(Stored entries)
** start **
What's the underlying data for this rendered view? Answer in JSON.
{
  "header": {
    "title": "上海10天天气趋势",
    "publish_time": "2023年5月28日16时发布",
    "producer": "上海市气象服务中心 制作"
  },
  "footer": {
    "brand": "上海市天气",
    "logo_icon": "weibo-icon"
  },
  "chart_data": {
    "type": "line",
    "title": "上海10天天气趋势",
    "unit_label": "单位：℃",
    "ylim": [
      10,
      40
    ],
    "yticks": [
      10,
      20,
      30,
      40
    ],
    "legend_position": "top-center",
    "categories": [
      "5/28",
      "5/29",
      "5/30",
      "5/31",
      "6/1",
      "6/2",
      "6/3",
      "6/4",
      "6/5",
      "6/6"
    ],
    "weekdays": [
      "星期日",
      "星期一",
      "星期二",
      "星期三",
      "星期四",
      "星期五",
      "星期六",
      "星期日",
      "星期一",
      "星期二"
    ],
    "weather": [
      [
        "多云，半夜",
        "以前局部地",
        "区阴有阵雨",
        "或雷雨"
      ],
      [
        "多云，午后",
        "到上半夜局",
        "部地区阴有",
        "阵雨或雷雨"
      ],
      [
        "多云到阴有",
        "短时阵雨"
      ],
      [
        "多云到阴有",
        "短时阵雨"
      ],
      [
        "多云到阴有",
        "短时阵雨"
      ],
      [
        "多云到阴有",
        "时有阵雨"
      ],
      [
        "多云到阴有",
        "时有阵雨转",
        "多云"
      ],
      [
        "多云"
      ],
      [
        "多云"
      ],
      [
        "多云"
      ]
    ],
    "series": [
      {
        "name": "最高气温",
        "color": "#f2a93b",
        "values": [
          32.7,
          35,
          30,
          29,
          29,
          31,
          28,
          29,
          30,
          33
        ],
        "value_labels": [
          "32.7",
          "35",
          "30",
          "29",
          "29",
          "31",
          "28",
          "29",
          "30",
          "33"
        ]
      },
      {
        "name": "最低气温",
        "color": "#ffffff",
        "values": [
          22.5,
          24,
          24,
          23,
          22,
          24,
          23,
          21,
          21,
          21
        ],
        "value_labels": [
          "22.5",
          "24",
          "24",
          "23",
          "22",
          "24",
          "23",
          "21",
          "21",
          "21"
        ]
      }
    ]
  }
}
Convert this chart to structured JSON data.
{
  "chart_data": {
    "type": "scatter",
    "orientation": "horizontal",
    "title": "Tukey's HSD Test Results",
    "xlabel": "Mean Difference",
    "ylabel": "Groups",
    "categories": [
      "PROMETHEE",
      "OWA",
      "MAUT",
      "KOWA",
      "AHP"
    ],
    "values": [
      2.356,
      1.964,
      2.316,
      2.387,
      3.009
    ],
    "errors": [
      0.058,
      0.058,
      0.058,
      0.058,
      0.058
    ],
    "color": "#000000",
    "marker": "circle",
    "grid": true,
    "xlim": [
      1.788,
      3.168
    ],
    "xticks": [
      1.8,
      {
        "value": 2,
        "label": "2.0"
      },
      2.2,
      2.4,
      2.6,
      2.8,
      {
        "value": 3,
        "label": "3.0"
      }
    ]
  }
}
** end **
→ THE PROBLEM
Find all lines with "color" in them and copy each one.

→ THE ANSWER
        "color": "#f2a93b",
        "color": "#ffffff",
    "color": "#000000",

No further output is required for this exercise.